***** Task inputs *****

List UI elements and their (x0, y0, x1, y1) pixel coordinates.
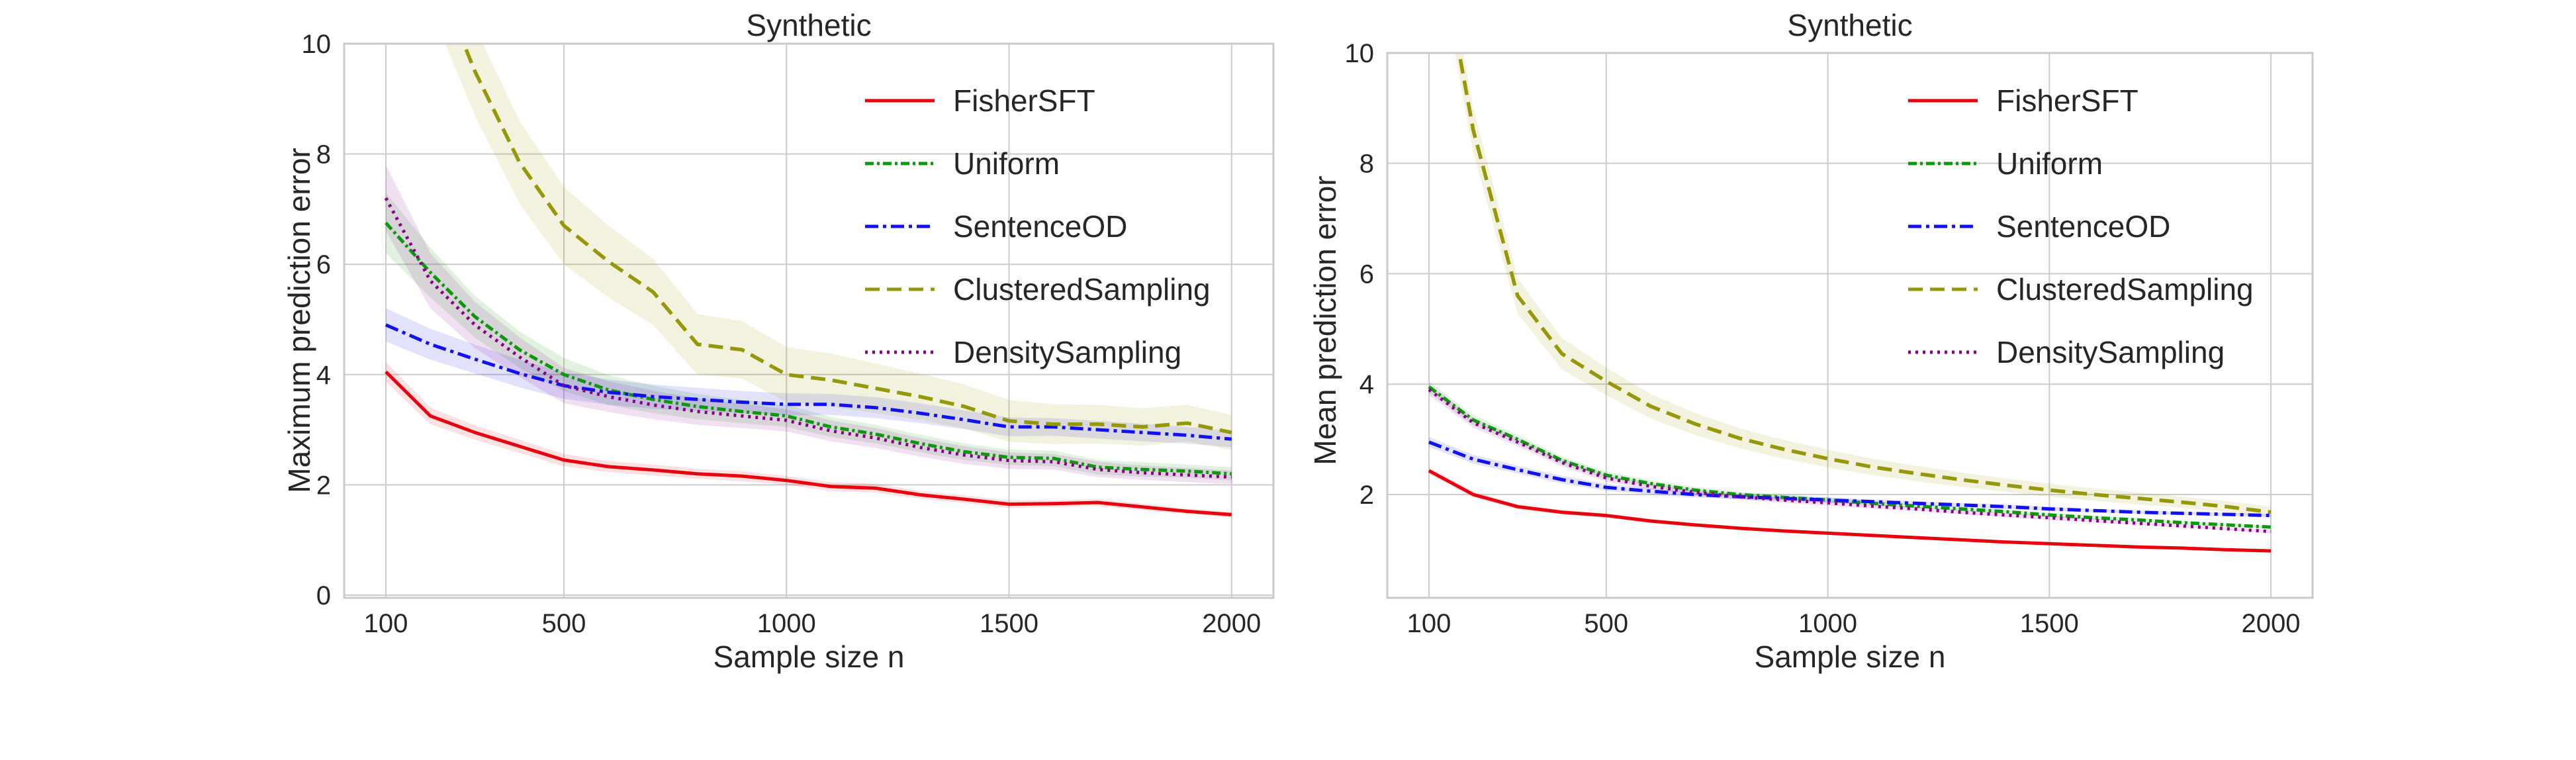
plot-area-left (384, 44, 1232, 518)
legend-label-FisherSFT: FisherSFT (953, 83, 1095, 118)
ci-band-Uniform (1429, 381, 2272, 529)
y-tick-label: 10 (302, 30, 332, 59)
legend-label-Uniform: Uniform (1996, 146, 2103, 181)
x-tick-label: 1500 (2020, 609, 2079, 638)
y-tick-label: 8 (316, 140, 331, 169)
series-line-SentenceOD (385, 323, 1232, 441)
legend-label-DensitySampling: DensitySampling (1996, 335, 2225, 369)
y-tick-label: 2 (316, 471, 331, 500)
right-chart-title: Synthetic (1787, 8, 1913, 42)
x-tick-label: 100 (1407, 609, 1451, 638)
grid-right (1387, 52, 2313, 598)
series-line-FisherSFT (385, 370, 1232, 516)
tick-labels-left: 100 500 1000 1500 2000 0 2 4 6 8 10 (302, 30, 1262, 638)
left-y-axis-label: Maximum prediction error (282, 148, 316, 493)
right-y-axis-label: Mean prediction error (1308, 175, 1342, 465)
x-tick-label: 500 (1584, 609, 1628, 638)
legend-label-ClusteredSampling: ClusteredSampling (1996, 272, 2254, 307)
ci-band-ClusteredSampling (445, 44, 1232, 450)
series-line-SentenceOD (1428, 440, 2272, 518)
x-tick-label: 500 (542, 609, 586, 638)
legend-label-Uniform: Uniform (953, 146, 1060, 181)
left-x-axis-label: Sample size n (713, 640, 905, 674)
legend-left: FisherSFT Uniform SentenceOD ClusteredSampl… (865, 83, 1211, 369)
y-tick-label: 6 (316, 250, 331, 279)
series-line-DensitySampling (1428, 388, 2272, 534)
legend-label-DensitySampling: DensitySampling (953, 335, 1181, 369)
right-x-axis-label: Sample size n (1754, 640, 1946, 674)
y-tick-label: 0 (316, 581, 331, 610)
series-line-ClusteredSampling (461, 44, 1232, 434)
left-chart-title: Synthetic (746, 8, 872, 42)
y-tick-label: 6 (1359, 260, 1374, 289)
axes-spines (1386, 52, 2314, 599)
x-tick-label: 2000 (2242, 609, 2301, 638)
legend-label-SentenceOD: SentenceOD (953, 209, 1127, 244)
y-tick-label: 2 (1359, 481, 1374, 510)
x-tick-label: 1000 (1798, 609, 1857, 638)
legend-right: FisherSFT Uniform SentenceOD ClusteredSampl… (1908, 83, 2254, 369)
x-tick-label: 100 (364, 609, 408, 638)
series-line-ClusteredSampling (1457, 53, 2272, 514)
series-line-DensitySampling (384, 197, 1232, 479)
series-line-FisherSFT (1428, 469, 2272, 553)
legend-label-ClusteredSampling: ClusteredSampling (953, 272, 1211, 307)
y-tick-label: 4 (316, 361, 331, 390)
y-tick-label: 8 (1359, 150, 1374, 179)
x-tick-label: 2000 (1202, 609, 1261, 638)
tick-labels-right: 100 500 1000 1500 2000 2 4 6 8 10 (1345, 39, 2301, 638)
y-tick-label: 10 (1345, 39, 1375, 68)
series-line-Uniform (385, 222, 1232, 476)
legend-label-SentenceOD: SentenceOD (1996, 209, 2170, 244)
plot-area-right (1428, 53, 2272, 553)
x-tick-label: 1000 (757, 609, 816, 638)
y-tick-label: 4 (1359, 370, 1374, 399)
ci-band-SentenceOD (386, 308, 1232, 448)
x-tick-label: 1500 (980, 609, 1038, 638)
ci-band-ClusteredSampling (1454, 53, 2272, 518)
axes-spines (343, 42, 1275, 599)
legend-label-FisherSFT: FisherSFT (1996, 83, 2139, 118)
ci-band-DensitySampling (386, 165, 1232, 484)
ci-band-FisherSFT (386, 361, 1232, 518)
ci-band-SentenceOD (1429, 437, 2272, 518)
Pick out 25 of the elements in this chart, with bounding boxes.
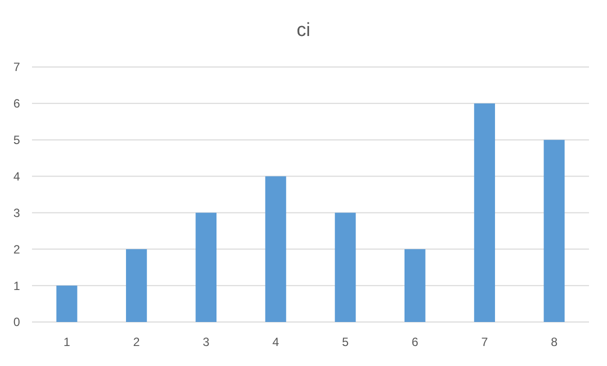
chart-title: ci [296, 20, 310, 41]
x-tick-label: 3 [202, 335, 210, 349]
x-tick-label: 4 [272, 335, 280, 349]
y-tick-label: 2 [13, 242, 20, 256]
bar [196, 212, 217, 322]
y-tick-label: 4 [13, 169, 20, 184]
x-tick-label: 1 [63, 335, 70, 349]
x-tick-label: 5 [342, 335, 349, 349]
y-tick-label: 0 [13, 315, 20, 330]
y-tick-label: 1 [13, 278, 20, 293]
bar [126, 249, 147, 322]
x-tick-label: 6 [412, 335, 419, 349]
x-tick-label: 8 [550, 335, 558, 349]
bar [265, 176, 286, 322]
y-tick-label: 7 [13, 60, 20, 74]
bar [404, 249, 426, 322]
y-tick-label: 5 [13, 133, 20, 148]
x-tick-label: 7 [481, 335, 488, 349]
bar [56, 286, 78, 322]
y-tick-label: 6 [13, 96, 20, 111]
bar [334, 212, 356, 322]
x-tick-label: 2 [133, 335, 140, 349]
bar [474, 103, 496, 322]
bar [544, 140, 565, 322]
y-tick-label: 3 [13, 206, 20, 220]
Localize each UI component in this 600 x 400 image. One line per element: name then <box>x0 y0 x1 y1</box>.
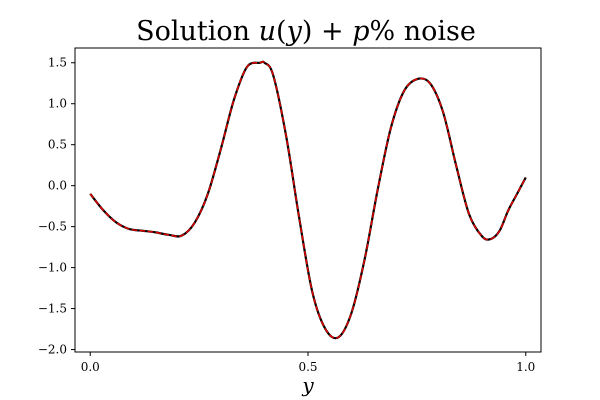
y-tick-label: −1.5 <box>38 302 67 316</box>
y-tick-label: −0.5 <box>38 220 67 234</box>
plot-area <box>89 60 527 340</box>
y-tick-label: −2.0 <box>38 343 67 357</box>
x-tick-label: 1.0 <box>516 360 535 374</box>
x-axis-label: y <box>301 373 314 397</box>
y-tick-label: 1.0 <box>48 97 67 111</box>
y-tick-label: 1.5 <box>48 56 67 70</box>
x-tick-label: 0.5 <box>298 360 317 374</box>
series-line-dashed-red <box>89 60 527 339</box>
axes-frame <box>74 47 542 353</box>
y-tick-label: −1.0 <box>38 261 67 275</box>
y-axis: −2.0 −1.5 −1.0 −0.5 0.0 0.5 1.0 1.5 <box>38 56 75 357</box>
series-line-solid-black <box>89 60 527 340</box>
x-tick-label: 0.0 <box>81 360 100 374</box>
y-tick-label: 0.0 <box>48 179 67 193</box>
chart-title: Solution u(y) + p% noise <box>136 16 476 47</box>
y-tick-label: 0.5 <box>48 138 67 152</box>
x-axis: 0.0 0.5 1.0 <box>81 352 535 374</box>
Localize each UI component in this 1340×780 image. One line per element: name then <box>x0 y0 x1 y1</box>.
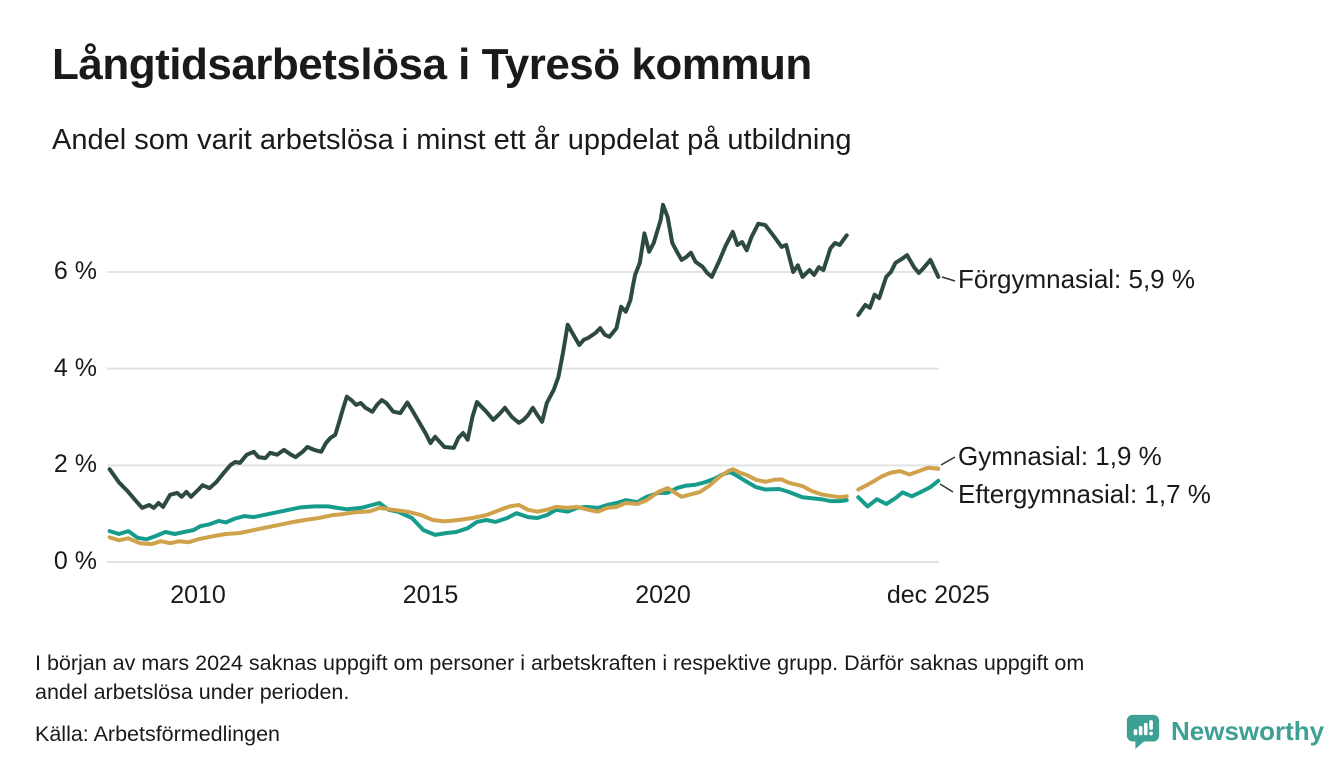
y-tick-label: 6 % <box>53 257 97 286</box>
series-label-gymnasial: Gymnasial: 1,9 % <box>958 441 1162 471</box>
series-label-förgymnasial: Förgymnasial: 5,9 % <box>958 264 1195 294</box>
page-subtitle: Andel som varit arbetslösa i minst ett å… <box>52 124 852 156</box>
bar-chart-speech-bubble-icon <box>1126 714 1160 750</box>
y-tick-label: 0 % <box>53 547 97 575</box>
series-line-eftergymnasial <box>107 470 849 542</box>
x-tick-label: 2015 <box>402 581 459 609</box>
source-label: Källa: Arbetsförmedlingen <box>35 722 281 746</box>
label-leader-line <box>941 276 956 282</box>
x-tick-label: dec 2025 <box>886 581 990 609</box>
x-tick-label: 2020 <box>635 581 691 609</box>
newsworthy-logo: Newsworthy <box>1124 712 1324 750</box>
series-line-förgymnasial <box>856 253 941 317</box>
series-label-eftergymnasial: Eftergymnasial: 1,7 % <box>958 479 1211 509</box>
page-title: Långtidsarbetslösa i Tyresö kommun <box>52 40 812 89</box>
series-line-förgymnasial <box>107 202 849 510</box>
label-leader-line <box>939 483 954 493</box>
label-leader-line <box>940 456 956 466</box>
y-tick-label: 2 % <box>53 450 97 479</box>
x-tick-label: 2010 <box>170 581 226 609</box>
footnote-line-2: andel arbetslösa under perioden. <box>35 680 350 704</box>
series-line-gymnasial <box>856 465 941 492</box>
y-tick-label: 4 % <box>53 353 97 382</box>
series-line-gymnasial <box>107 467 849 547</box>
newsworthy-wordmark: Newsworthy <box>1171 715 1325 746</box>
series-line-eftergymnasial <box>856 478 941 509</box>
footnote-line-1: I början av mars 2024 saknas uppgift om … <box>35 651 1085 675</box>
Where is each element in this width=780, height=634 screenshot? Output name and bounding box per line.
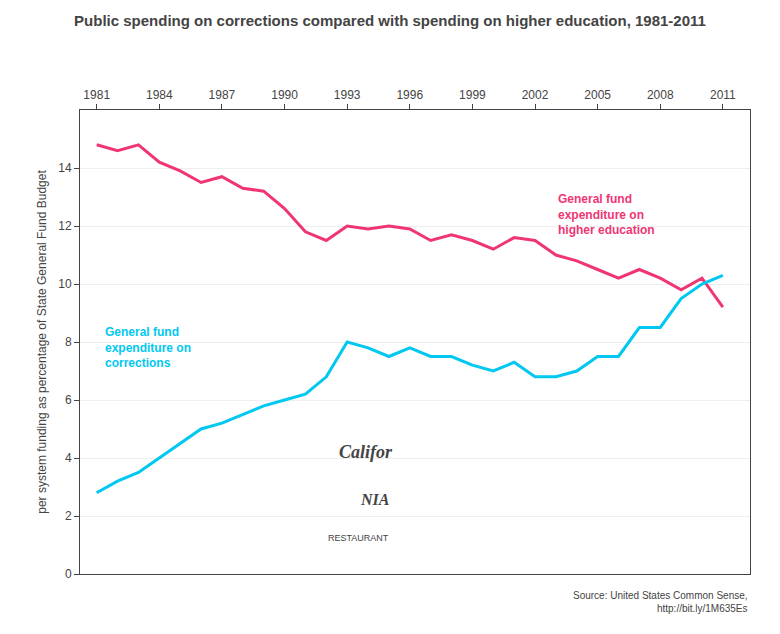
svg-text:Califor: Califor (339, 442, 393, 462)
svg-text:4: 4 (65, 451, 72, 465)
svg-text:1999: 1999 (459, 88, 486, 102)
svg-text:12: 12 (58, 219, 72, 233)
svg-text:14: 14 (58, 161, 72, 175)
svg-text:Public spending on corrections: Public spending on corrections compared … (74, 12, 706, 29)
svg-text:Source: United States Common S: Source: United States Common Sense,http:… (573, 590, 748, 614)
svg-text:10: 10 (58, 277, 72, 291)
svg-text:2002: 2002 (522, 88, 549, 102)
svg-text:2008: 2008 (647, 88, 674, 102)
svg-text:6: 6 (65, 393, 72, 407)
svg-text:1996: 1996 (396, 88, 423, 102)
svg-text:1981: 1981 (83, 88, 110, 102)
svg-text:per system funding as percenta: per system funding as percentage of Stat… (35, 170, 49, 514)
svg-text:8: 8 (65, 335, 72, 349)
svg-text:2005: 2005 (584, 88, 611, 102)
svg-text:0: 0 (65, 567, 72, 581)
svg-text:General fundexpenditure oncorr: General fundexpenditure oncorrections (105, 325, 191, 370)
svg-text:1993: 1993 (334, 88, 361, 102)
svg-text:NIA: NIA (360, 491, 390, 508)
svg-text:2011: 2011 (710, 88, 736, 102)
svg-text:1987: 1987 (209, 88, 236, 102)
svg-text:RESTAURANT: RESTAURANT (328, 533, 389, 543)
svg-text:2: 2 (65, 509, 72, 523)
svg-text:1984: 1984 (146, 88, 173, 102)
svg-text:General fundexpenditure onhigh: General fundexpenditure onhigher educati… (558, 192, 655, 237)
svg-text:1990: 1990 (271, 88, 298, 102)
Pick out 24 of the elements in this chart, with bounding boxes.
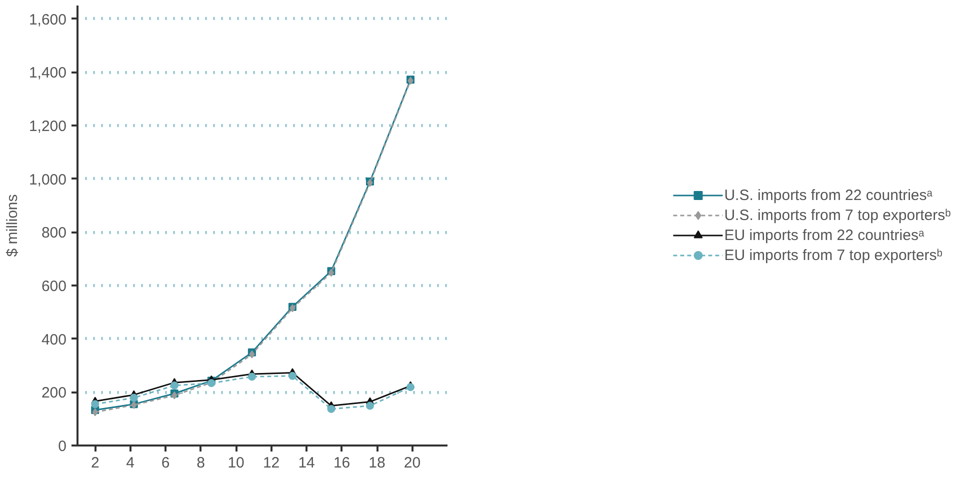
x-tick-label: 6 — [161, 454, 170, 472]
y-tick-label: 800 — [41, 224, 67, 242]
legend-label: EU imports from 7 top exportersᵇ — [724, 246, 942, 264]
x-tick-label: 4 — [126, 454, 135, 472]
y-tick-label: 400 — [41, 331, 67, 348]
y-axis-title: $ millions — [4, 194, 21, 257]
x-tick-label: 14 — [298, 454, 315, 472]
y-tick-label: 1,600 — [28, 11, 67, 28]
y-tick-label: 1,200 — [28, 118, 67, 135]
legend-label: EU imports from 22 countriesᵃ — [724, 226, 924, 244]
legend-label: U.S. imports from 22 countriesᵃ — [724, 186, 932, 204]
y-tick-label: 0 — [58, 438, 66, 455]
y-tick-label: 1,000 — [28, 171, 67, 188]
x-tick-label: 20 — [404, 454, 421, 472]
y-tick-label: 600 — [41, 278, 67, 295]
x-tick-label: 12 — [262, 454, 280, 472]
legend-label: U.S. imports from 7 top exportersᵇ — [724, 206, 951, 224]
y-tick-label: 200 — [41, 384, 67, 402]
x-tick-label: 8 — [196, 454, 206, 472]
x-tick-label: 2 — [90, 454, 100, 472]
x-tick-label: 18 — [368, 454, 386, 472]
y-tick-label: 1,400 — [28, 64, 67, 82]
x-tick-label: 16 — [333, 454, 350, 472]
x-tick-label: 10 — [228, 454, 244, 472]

*****

### [What to produce]
Can you write out the lines above, from the line with "y-tick-label: 6 % <box>53 257 97 286</box>" to the line with "footnote-line-1: I början", exactly as they appear?

### [Correct answer]
y-tick-label: 6 % <box>53 257 97 286</box>
series-label-gymnasial: Gymnasial: 1,9 % <box>958 441 1162 471</box>
series-label-förgymnasial: Förgymnasial: 5,9 % <box>958 264 1195 294</box>
page-subtitle: Andel som varit arbetslösa i minst ett å… <box>52 124 852 156</box>
bar-chart-speech-bubble-icon <box>1126 714 1160 750</box>
y-tick-label: 0 % <box>53 547 97 575</box>
series-line-eftergymnasial <box>107 470 849 542</box>
x-tick-label: 2015 <box>402 581 459 609</box>
source-label: Källa: Arbetsförmedlingen <box>35 722 281 746</box>
label-leader-line <box>941 276 956 282</box>
x-tick-label: dec 2025 <box>886 581 990 609</box>
x-tick-label: 2020 <box>635 581 691 609</box>
newsworthy-logo: Newsworthy <box>1124 712 1324 750</box>
series-line-förgymnasial <box>856 253 941 317</box>
series-label-eftergymnasial: Eftergymnasial: 1,7 % <box>958 479 1211 509</box>
page-title: Långtidsarbetslösa i Tyresö kommun <box>52 40 812 89</box>
series-line-förgymnasial <box>107 202 849 510</box>
label-leader-line <box>939 483 954 493</box>
label-leader-line <box>940 456 956 466</box>
y-tick-label: 2 % <box>53 450 97 479</box>
x-tick-label: 2010 <box>170 581 226 609</box>
footnote-line-2: andel arbetslösa under perioden. <box>35 680 350 704</box>
series-line-gymnasial <box>856 465 941 492</box>
y-tick-label: 4 % <box>53 353 97 382</box>
series-line-gymnasial <box>107 467 849 547</box>
newsworthy-wordmark: Newsworthy <box>1171 715 1325 746</box>
series-line-eftergymnasial <box>856 478 941 509</box>
footnote-line-1: I början av mars 2024 saknas uppgift om … <box>35 651 1085 675</box>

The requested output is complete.